• DIRECTIONS FOR THIS TASK: Copy out the listing that follows, exact in every word, and skip the images.

• INFORMATION SUPPLIED:
▼
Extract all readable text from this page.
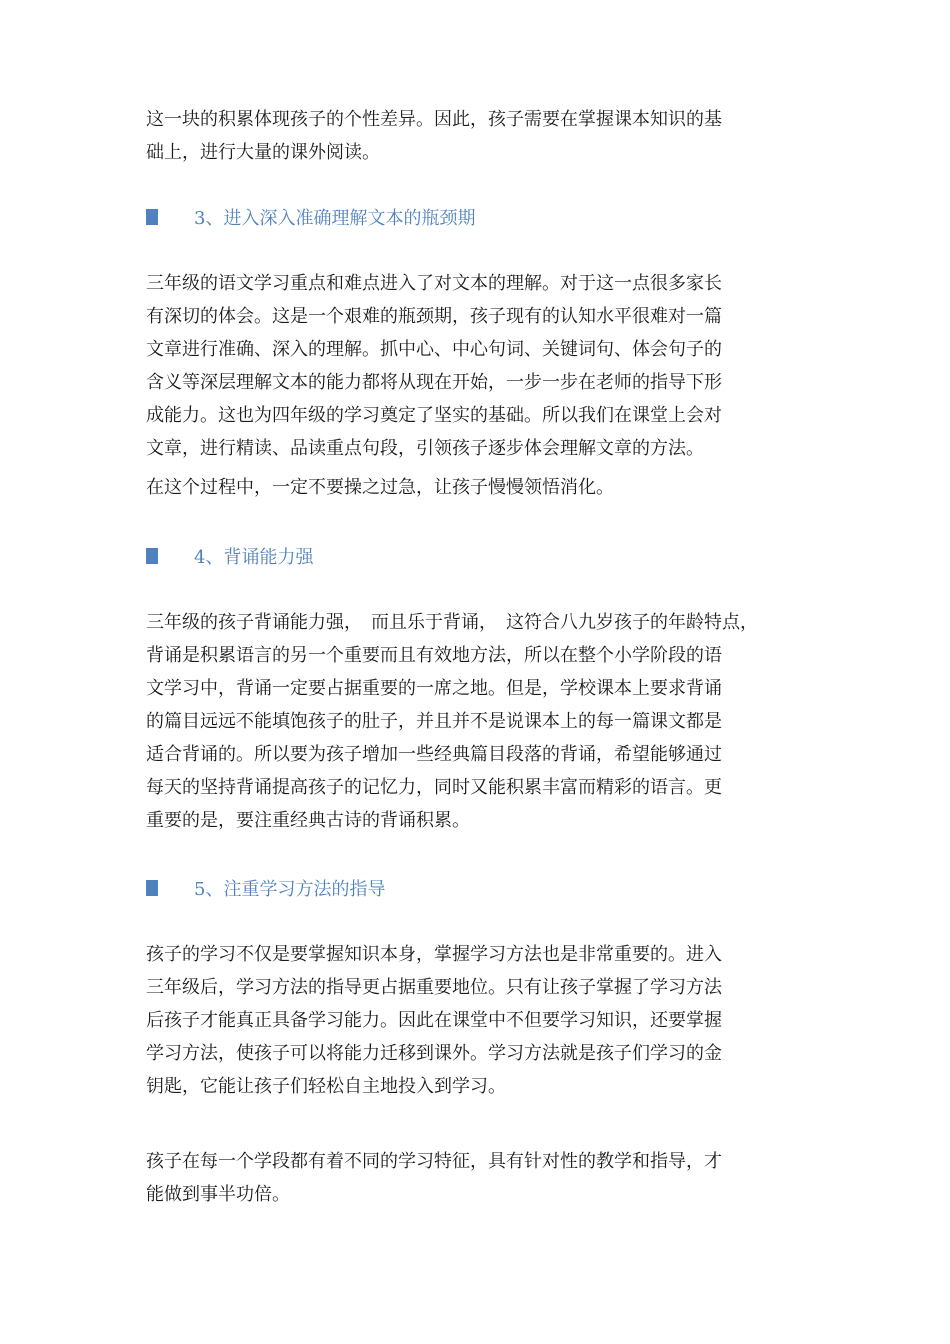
这一块的积累体现孩子的个性差异。因此，孩子需要在掌握课本知识的基
础上，进行大量的课外阅读。
3、进入深入准确理解文本的瓶颈期
三年级的语文学习重点和难点进入了对文本的理解。对于这一点很多家长
有深切的体会。这是一个艰难的瓶颈期，孩子现有的认知水平很难对一篇
文章进行准确、深入的理解。抓中心、中心句词、关键词句、体会句子的
含义等深层理解文本的能力都将从现在开始，一步一步在老师的指导下形
成能力。这也为四年级的学习奠定了坚实的基础。所以我们在课堂上会对
文章，进行精读、品读重点句段，引领孩子逐步体会理解文章的方法。
在这个过程中，一定不要操之过急，让孩子慢慢领悟消化。
4、背诵能力强
三年级的孩子背诵能力强，　而且乐于背诵，　这符合八九岁孩子的年龄特点，
背诵是积累语言的另一个重要而且有效地方法，所以在整个小学阶段的语
文学习中，背诵一定要占据重要的一席之地。但是，学校课本上要求背诵
的篇目远远不能填饱孩子的肚子，并且并不是说课本上的每一篇课文都是
适合背诵的。所以要为孩子增加一些经典篇目段落的背诵，希望能够通过
每天的坚持背诵提高孩子的记忆力，同时又能积累丰富而精彩的语言。更
重要的是，要注重经典古诗的背诵积累。
5、注重学习方法的指导
孩子的学习不仅是要掌握知识本身，掌握学习方法也是非常重要的。进入
三年级后，学习方法的指导更占据重要地位。只有让孩子掌握了学习方法
后孩子才能真正具备学习能力。因此在课堂中不但要学习知识，还要掌握
学习方法，使孩子可以将能力迁移到课外。学习方法就是孩子们学习的金
钥匙，它能让孩子们轻松自主地投入到学习。
孩子在每一个学段都有着不同的学习特征，具有针对性的教学和指导，才
能做到事半功倍。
▲
• ANSWER TO THIS EXERCISE:
Extract all readable text from this page.
这一块的积累体现孩子的个性差异。因此，孩子需要在掌握课本知识的基
础上，进行大量的课外阅读。
3、进入深入准确理解文本的瓶颈期
三年级的语文学习重点和难点进入了对文本的理解。对于这一点很多家长
有深切的体会。这是一个艰难的瓶颈期，孩子现有的认知水平很难对一篇
文章进行准确、深入的理解。抓中心、中心句词、关键词句、体会句子的
含义等深层理解文本的能力都将从现在开始，一步一步在老师的指导下形
成能力。这也为四年级的学习奠定了坚实的基础。所以我们在课堂上会对
文章，进行精读、品读重点句段，引领孩子逐步体会理解文章的方法。
在这个过程中，一定不要操之过急，让孩子慢慢领悟消化。
4、背诵能力强
三年级的孩子背诵能力强，　而且乐于背诵，　这符合八九岁孩子的年龄特点，
背诵是积累语言的另一个重要而且有效地方法，所以在整个小学阶段的语
文学习中，背诵一定要占据重要的一席之地。但是，学校课本上要求背诵
的篇目远远不能填饱孩子的肚子，并且并不是说课本上的每一篇课文都是
适合背诵的。所以要为孩子增加一些经典篇目段落的背诵，希望能够通过
每天的坚持背诵提高孩子的记忆力，同时又能积累丰富而精彩的语言。更
重要的是，要注重经典古诗的背诵积累。
5、注重学习方法的指导
孩子的学习不仅是要掌握知识本身，掌握学习方法也是非常重要的。进入
三年级后，学习方法的指导更占据重要地位。只有让孩子掌握了学习方法
后孩子才能真正具备学习能力。因此在课堂中不但要学习知识，还要掌握
学习方法，使孩子可以将能力迁移到课外。学习方法就是孩子们学习的金
钥匙，它能让孩子们轻松自主地投入到学习。
孩子在每一个学段都有着不同的学习特征，具有针对性的教学和指导，才
能做到事半功倍。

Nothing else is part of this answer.